Exercise requirements:
Would you transcribe all of the data exactly, down to the last character?

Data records
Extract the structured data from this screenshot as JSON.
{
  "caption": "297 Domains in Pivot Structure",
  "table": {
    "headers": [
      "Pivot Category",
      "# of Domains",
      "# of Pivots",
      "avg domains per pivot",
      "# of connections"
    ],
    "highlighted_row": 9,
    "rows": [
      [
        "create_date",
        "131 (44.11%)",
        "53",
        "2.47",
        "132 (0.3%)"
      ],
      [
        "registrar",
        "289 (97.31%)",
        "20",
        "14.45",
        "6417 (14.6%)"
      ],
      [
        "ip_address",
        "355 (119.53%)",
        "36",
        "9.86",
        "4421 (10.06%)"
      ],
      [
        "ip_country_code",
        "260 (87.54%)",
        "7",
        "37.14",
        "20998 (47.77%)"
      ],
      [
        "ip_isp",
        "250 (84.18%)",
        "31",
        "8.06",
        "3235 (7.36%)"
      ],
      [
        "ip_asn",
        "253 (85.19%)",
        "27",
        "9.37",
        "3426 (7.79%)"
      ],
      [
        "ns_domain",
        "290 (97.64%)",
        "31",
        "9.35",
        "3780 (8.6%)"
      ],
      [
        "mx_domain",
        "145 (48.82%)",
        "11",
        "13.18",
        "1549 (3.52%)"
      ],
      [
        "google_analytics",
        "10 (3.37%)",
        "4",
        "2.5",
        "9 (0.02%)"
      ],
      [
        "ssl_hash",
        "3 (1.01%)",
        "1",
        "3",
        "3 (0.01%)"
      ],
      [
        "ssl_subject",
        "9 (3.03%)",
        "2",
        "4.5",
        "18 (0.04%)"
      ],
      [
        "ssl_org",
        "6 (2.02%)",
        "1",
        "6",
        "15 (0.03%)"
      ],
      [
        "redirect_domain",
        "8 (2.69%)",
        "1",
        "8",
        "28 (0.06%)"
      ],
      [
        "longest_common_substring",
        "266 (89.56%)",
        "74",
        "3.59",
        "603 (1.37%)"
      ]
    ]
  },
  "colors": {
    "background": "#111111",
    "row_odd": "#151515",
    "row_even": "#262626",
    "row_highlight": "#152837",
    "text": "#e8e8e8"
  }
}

Exercise answer:
Extract the structured data from this screenshot as JSON.
{
  "caption": "297 Domains in Pivot Structure",
  "table": {
    "headers": [
      "Pivot Category",
      "# of Domains",
      "# of Pivots",
      "avg domains per pivot",
      "# of connections"
    ],
    "highlighted_row": 9,
    "rows": [
      [
        "create_date",
        "131 (44.11%)",
        "53",
        "2.47",
        "132 (0.3%)"
      ],
      [
        "registrar",
        "289 (97.31%)",
        "20",
        "14.45",
        "6417 (14.6%)"
      ],
      [
        "ip_address",
        "355 (119.53%)",
        "36",
        "9.86",
        "4421 (10.06%)"
      ],
      [
        "ip_country_code",
        "260 (87.54%)",
        "7",
        "37.14",
        "20998 (47.77%)"
      ],
      [
        "ip_isp",
        "250 (84.18%)",
        "31",
        "8.06",
        "3235 (7.36%)"
      ],
      [
        "ip_asn",
        "253 (85.19%)",
        "27",
        "9.37",
        "3426 (7.79%)"
      ],
      [
        "ns_domain",
        "290 (97.64%)",
        "31",
        "9.35",
        "3780 (8.6%)"
      ],
      [
        "mx_domain",
        "145 (48.82%)",
        "11",
        "13.18",
        "1549 (3.52%)"
      ],
      [
        "google_analytics",
        "10 (3.37%)",
        "4",
        "2.5",
        "9 (0.02%)"
      ],
      [
        "ssl_hash",
        "3 (1.01%)",
        "1",
        "3",
        "3 (0.01%)"
      ],
      [
        "ssl_subject",
        "9 (3.03%)",
        "2",
        "4.5",
        "18 (0.04%)"
      ],
      [
        "ssl_org",
        "6 (2.02%)",
        "1",
        "6",
        "15 (0.03%)"
      ],
      [
        "redirect_domain",
        "8 (2.69%)",
        "1",
        "8",
        "28 (0.06%)"
      ],
      [
        "longest_common_substring",
        "266 (89.56%)",
        "74",
        "3.59",
        "603 (1.37%)"
      ]
    ]
  },
  "colors": {
    "background": "#111111",
    "row_odd": "#151515",
    "row_even": "#262626",
    "row_highlight": "#152837",
    "text": "#e8e8e8"
  }
}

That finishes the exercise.